Aim
Set the listing down again exactly, please, apart from its pictures.

Rows
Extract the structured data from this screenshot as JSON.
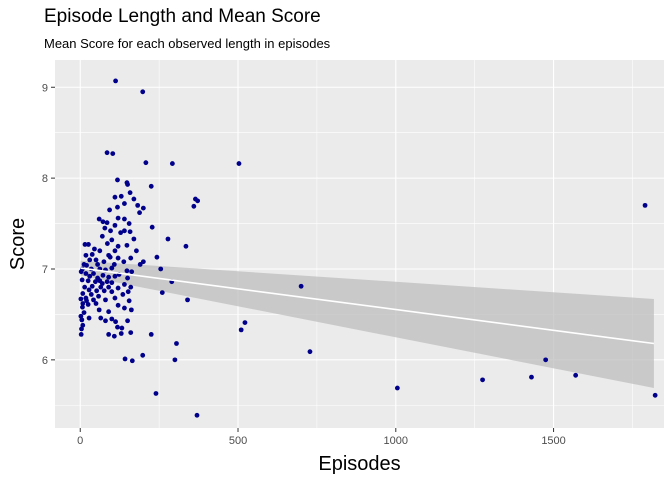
{
  "chart_data": {
    "type": "scatter",
    "title": "Episode Length and Mean Score",
    "subtitle": "Mean Score for each observed length in episodes",
    "xlabel": "Episodes",
    "ylabel": "Score",
    "xlim": [
      -80,
      1850
    ],
    "ylim": [
      5.25,
      9.3
    ],
    "x_ticks": [
      0,
      500,
      1000,
      1500
    ],
    "x_tick_labels": [
      "0",
      "500",
      "1000",
      "1500"
    ],
    "y_ticks": [
      6,
      7,
      8,
      9
    ],
    "y_tick_labels": [
      "6",
      "7",
      "8",
      "9"
    ],
    "grid": true,
    "background": "#EBEBEB",
    "grid_color": "#FFFFFF",
    "point_color": "#00008B",
    "trend_color": "#FFFFFF",
    "band_color": "#BEBEBE",
    "trend": {
      "x": [
        1,
        1818
      ],
      "y": [
        7.01,
        6.18
      ],
      "upper": [
        7.09,
        6.67
      ],
      "lower": [
        6.93,
        5.69
      ]
    },
    "points": [
      [
        112,
        9.07
      ],
      [
        198,
        8.95
      ],
      [
        85,
        8.28
      ],
      [
        103,
        8.27
      ],
      [
        208,
        8.17
      ],
      [
        292,
        8.16
      ],
      [
        503,
        8.16
      ],
      [
        118,
        7.98
      ],
      [
        148,
        7.95
      ],
      [
        150,
        7.93
      ],
      [
        225,
        7.91
      ],
      [
        158,
        7.84
      ],
      [
        170,
        7.77
      ],
      [
        365,
        7.77
      ],
      [
        372,
        7.75
      ],
      [
        110,
        7.79
      ],
      [
        130,
        7.8
      ],
      [
        182,
        7.7
      ],
      [
        188,
        7.62
      ],
      [
        200,
        7.67
      ],
      [
        140,
        7.72
      ],
      [
        93,
        7.65
      ],
      [
        118,
        7.68
      ],
      [
        1790,
        7.7
      ],
      [
        360,
        7.69
      ],
      [
        60,
        7.55
      ],
      [
        72,
        7.52
      ],
      [
        85,
        7.51
      ],
      [
        120,
        7.56
      ],
      [
        140,
        7.55
      ],
      [
        155,
        7.5
      ],
      [
        110,
        7.48
      ],
      [
        228,
        7.46
      ],
      [
        78,
        7.45
      ],
      [
        96,
        7.42
      ],
      [
        140,
        7.42
      ],
      [
        158,
        7.41
      ],
      [
        128,
        7.4
      ],
      [
        70,
        7.36
      ],
      [
        100,
        7.32
      ],
      [
        170,
        7.33
      ],
      [
        278,
        7.33
      ],
      [
        15,
        7.27
      ],
      [
        26,
        7.27
      ],
      [
        86,
        7.28
      ],
      [
        120,
        7.25
      ],
      [
        148,
        7.26
      ],
      [
        335,
        7.25
      ],
      [
        45,
        7.22
      ],
      [
        62,
        7.2
      ],
      [
        110,
        7.2
      ],
      [
        178,
        7.2
      ],
      [
        18,
        7.15
      ],
      [
        38,
        7.16
      ],
      [
        90,
        7.15
      ],
      [
        95,
        7.13
      ],
      [
        120,
        7.12
      ],
      [
        160,
        7.12
      ],
      [
        30,
        7.1
      ],
      [
        50,
        7.1
      ],
      [
        75,
        7.08
      ],
      [
        138,
        7.08
      ],
      [
        190,
        7.05
      ],
      [
        200,
        7.08
      ],
      [
        243,
        7.13
      ],
      [
        12,
        7.05
      ],
      [
        20,
        7.04
      ],
      [
        55,
        7.05
      ],
      [
        108,
        7.05
      ],
      [
        7,
        7.0
      ],
      [
        35,
        7.0
      ],
      [
        62,
        7.0
      ],
      [
        80,
        6.99
      ],
      [
        100,
        7.01
      ],
      [
        148,
        6.98
      ],
      [
        163,
        6.97
      ],
      [
        255,
        7.0
      ],
      [
        3,
        6.97
      ],
      [
        18,
        6.95
      ],
      [
        42,
        6.95
      ],
      [
        72,
        6.93
      ],
      [
        123,
        6.94
      ],
      [
        30,
        6.92
      ],
      [
        55,
        6.9
      ],
      [
        90,
        6.91
      ],
      [
        110,
        6.92
      ],
      [
        150,
        6.9
      ],
      [
        6,
        6.88
      ],
      [
        25,
        6.87
      ],
      [
        48,
        6.86
      ],
      [
        62,
        6.87
      ],
      [
        85,
        6.86
      ],
      [
        70,
        6.84
      ],
      [
        100,
        6.85
      ],
      [
        140,
        6.83
      ],
      [
        290,
        6.86
      ],
      [
        700,
        6.81
      ],
      [
        14,
        6.8
      ],
      [
        38,
        6.81
      ],
      [
        65,
        6.8
      ],
      [
        90,
        6.8
      ],
      [
        120,
        6.79
      ],
      [
        160,
        6.8
      ],
      [
        28,
        6.77
      ],
      [
        52,
        6.76
      ],
      [
        76,
        6.76
      ],
      [
        8,
        6.73
      ],
      [
        35,
        6.72
      ],
      [
        100,
        6.75
      ],
      [
        135,
        6.72
      ],
      [
        152,
        6.75
      ],
      [
        260,
        6.74
      ],
      [
        58,
        6.7
      ],
      [
        18,
        6.68
      ],
      [
        2,
        6.67
      ],
      [
        20,
        6.65
      ],
      [
        42,
        6.66
      ],
      [
        80,
        6.66
      ],
      [
        110,
        6.68
      ],
      [
        155,
        6.65
      ],
      [
        340,
        6.66
      ],
      [
        8,
        6.62
      ],
      [
        25,
        6.61
      ],
      [
        50,
        6.62
      ],
      [
        120,
        6.6
      ],
      [
        7,
        6.58
      ],
      [
        140,
        6.57
      ],
      [
        162,
        6.55
      ],
      [
        60,
        6.55
      ],
      [
        12,
        6.52
      ],
      [
        90,
        6.53
      ],
      [
        2,
        6.48
      ],
      [
        28,
        6.46
      ],
      [
        65,
        6.46
      ],
      [
        100,
        6.45
      ],
      [
        5,
        6.44
      ],
      [
        80,
        6.43
      ],
      [
        150,
        6.43
      ],
      [
        112,
        6.42
      ],
      [
        522,
        6.41
      ],
      [
        8,
        6.38
      ],
      [
        118,
        6.36
      ],
      [
        132,
        6.35
      ],
      [
        4,
        6.34
      ],
      [
        510,
        6.33
      ],
      [
        160,
        6.3
      ],
      [
        130,
        6.29
      ],
      [
        3,
        6.28
      ],
      [
        90,
        6.28
      ],
      [
        108,
        6.26
      ],
      [
        225,
        6.28
      ],
      [
        305,
        6.18
      ],
      [
        728,
        6.09
      ],
      [
        198,
        6.05
      ],
      [
        142,
        6.01
      ],
      [
        165,
        5.99
      ],
      [
        300,
        6.0
      ],
      [
        1475,
        6.0
      ],
      [
        1570,
        5.83
      ],
      [
        1430,
        5.81
      ],
      [
        1275,
        5.78
      ],
      [
        1005,
        5.69
      ],
      [
        240,
        5.63
      ],
      [
        1822,
        5.61
      ],
      [
        370,
        5.39
      ]
    ]
  }
}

Answer to the problem
Extract the structured data from this screenshot as JSON.
{
  "chart_data": {
    "type": "scatter",
    "title": "Episode Length and Mean Score",
    "subtitle": "Mean Score for each observed length in episodes",
    "xlabel": "Episodes",
    "ylabel": "Score",
    "xlim": [
      -80,
      1850
    ],
    "ylim": [
      5.25,
      9.3
    ],
    "x_ticks": [
      0,
      500,
      1000,
      1500
    ],
    "x_tick_labels": [
      "0",
      "500",
      "1000",
      "1500"
    ],
    "y_ticks": [
      6,
      7,
      8,
      9
    ],
    "y_tick_labels": [
      "6",
      "7",
      "8",
      "9"
    ],
    "grid": true,
    "background": "#EBEBEB",
    "grid_color": "#FFFFFF",
    "point_color": "#00008B",
    "trend_color": "#FFFFFF",
    "band_color": "#BEBEBE",
    "trend": {
      "x": [
        1,
        1818
      ],
      "y": [
        7.01,
        6.18
      ],
      "upper": [
        7.09,
        6.67
      ],
      "lower": [
        6.93,
        5.69
      ]
    },
    "points": [
      [
        112,
        9.07
      ],
      [
        198,
        8.95
      ],
      [
        85,
        8.28
      ],
      [
        103,
        8.27
      ],
      [
        208,
        8.17
      ],
      [
        292,
        8.16
      ],
      [
        503,
        8.16
      ],
      [
        118,
        7.98
      ],
      [
        148,
        7.95
      ],
      [
        150,
        7.93
      ],
      [
        225,
        7.91
      ],
      [
        158,
        7.84
      ],
      [
        170,
        7.77
      ],
      [
        365,
        7.77
      ],
      [
        372,
        7.75
      ],
      [
        110,
        7.79
      ],
      [
        130,
        7.8
      ],
      [
        182,
        7.7
      ],
      [
        188,
        7.62
      ],
      [
        200,
        7.67
      ],
      [
        140,
        7.72
      ],
      [
        93,
        7.65
      ],
      [
        118,
        7.68
      ],
      [
        1790,
        7.7
      ],
      [
        360,
        7.69
      ],
      [
        60,
        7.55
      ],
      [
        72,
        7.52
      ],
      [
        85,
        7.51
      ],
      [
        120,
        7.56
      ],
      [
        140,
        7.55
      ],
      [
        155,
        7.5
      ],
      [
        110,
        7.48
      ],
      [
        228,
        7.46
      ],
      [
        78,
        7.45
      ],
      [
        96,
        7.42
      ],
      [
        140,
        7.42
      ],
      [
        158,
        7.41
      ],
      [
        128,
        7.4
      ],
      [
        70,
        7.36
      ],
      [
        100,
        7.32
      ],
      [
        170,
        7.33
      ],
      [
        278,
        7.33
      ],
      [
        15,
        7.27
      ],
      [
        26,
        7.27
      ],
      [
        86,
        7.28
      ],
      [
        120,
        7.25
      ],
      [
        148,
        7.26
      ],
      [
        335,
        7.25
      ],
      [
        45,
        7.22
      ],
      [
        62,
        7.2
      ],
      [
        110,
        7.2
      ],
      [
        178,
        7.2
      ],
      [
        18,
        7.15
      ],
      [
        38,
        7.16
      ],
      [
        90,
        7.15
      ],
      [
        95,
        7.13
      ],
      [
        120,
        7.12
      ],
      [
        160,
        7.12
      ],
      [
        30,
        7.1
      ],
      [
        50,
        7.1
      ],
      [
        75,
        7.08
      ],
      [
        138,
        7.08
      ],
      [
        190,
        7.05
      ],
      [
        200,
        7.08
      ],
      [
        243,
        7.13
      ],
      [
        12,
        7.05
      ],
      [
        20,
        7.04
      ],
      [
        55,
        7.05
      ],
      [
        108,
        7.05
      ],
      [
        7,
        7.0
      ],
      [
        35,
        7.0
      ],
      [
        62,
        7.0
      ],
      [
        80,
        6.99
      ],
      [
        100,
        7.01
      ],
      [
        148,
        6.98
      ],
      [
        163,
        6.97
      ],
      [
        255,
        7.0
      ],
      [
        3,
        6.97
      ],
      [
        18,
        6.95
      ],
      [
        42,
        6.95
      ],
      [
        72,
        6.93
      ],
      [
        123,
        6.94
      ],
      [
        30,
        6.92
      ],
      [
        55,
        6.9
      ],
      [
        90,
        6.91
      ],
      [
        110,
        6.92
      ],
      [
        150,
        6.9
      ],
      [
        6,
        6.88
      ],
      [
        25,
        6.87
      ],
      [
        48,
        6.86
      ],
      [
        62,
        6.87
      ],
      [
        85,
        6.86
      ],
      [
        70,
        6.84
      ],
      [
        100,
        6.85
      ],
      [
        140,
        6.83
      ],
      [
        290,
        6.86
      ],
      [
        700,
        6.81
      ],
      [
        14,
        6.8
      ],
      [
        38,
        6.81
      ],
      [
        65,
        6.8
      ],
      [
        90,
        6.8
      ],
      [
        120,
        6.79
      ],
      [
        160,
        6.8
      ],
      [
        28,
        6.77
      ],
      [
        52,
        6.76
      ],
      [
        76,
        6.76
      ],
      [
        8,
        6.73
      ],
      [
        35,
        6.72
      ],
      [
        100,
        6.75
      ],
      [
        135,
        6.72
      ],
      [
        152,
        6.75
      ],
      [
        260,
        6.74
      ],
      [
        58,
        6.7
      ],
      [
        18,
        6.68
      ],
      [
        2,
        6.67
      ],
      [
        20,
        6.65
      ],
      [
        42,
        6.66
      ],
      [
        80,
        6.66
      ],
      [
        110,
        6.68
      ],
      [
        155,
        6.65
      ],
      [
        340,
        6.66
      ],
      [
        8,
        6.62
      ],
      [
        25,
        6.61
      ],
      [
        50,
        6.62
      ],
      [
        120,
        6.6
      ],
      [
        7,
        6.58
      ],
      [
        140,
        6.57
      ],
      [
        162,
        6.55
      ],
      [
        60,
        6.55
      ],
      [
        12,
        6.52
      ],
      [
        90,
        6.53
      ],
      [
        2,
        6.48
      ],
      [
        28,
        6.46
      ],
      [
        65,
        6.46
      ],
      [
        100,
        6.45
      ],
      [
        5,
        6.44
      ],
      [
        80,
        6.43
      ],
      [
        150,
        6.43
      ],
      [
        112,
        6.42
      ],
      [
        522,
        6.41
      ],
      [
        8,
        6.38
      ],
      [
        118,
        6.36
      ],
      [
        132,
        6.35
      ],
      [
        4,
        6.34
      ],
      [
        510,
        6.33
      ],
      [
        160,
        6.3
      ],
      [
        130,
        6.29
      ],
      [
        3,
        6.28
      ],
      [
        90,
        6.28
      ],
      [
        108,
        6.26
      ],
      [
        225,
        6.28
      ],
      [
        305,
        6.18
      ],
      [
        728,
        6.09
      ],
      [
        198,
        6.05
      ],
      [
        142,
        6.01
      ],
      [
        165,
        5.99
      ],
      [
        300,
        6.0
      ],
      [
        1475,
        6.0
      ],
      [
        1570,
        5.83
      ],
      [
        1430,
        5.81
      ],
      [
        1275,
        5.78
      ],
      [
        1005,
        5.69
      ],
      [
        240,
        5.63
      ],
      [
        1822,
        5.61
      ],
      [
        370,
        5.39
      ]
    ]
  }
}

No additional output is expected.